• _Your task_
Keep only the lines where "mundo" appears.

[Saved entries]
────

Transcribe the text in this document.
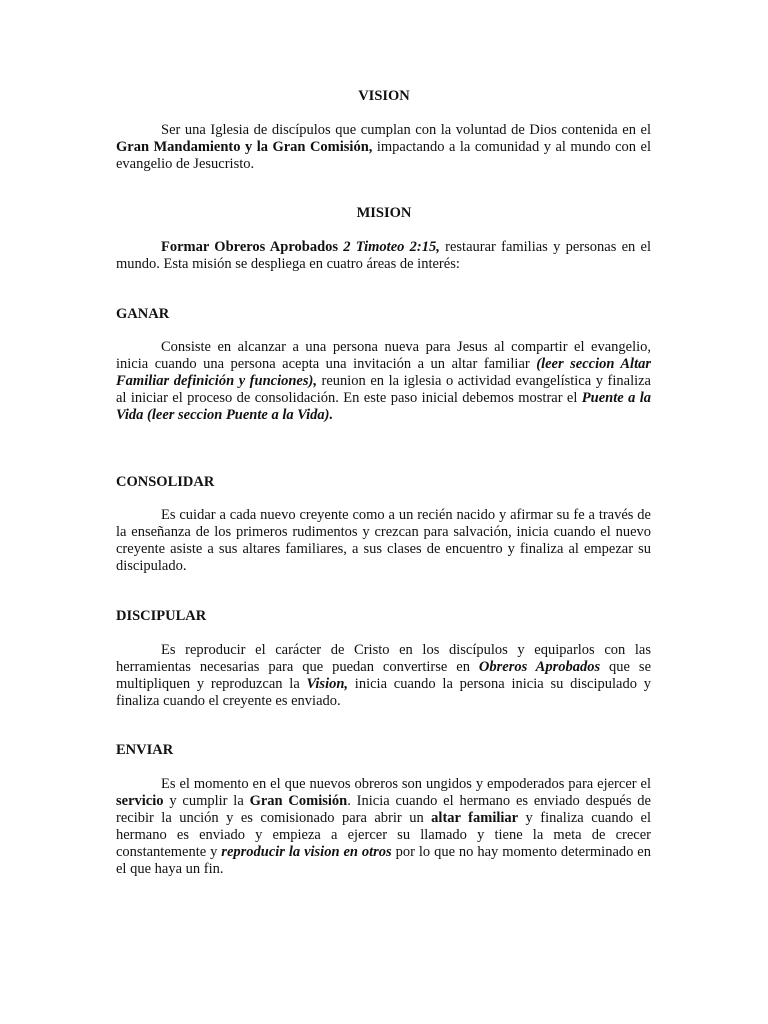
VISION

Ser una Iglesia de discípulos que cumplan con la voluntad de Dios contenida en el Gran Mandamiento y la Gran Comisión, impactando a la comunidad y al mundo con el evangelio de Jesucristo.

MISION

Formar Obreros Aprobados 2 Timoteo 2:15, restaurar familias y personas en el mundo. Esta misión se despliega en cuatro áreas de interés:

GANAR

Consiste en alcanzar a una persona nueva para Jesus al compartir el evangelio, inicia cuando una persona acepta una invitación a un altar familiar (leer seccion Altar Familiar definición y funciones), reunion en la iglesia o actividad evangelística y finaliza al iniciar el proceso de consolidación. En este paso inicial debemos mostrar el Puente a la Vida (leer seccion Puente a la Vida).

CONSOLIDAR

Es cuidar a cada nuevo creyente como a un recién nacido y afirmar su fe a través de la enseñanza de los primeros rudimentos y crezcan para salvación, inicia cuando el nuevo creyente asiste a sus altares familiares, a sus clases de encuentro y finaliza al empezar su discipulado.

DISCIPULAR

Es reproducir el carácter de Cristo en los discípulos y equiparlos con las herramientas necesarias para que puedan convertirse en Obreros Aprobados que se multipliquen y reproduzcan la Vision, inicia cuando la persona inicia su discipulado y finaliza cuando el creyente es enviado.

ENVIAR

Es el momento en el que nuevos obreros son ungidos y empoderados para ejercer el servicio y cumplir la Gran Comisión. Inicia cuando el hermano es enviado después de recibir la unción y es comisionado para abrir un altar familiar y finaliza cuando el hermano es enviado y empieza a ejercer su llamado y tiene la meta de crecer constantemente y reproducir la vision en otros por lo que no hay momento determinado en el que haya un fin.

────

• _Result of this exercise_
Ser una Iglesia de discípulos que cumplan con la voluntad de Dios contenida en el Gran Mandamiento y la Gran Comisión, impactando a la comunidad y al mundo con el evangelio de Jesucristo.
Formar Obreros Aprobados 2 Timoteo 2:15, restaurar familias y personas en el mundo. Esta misión se despliega en cuatro áreas de interés:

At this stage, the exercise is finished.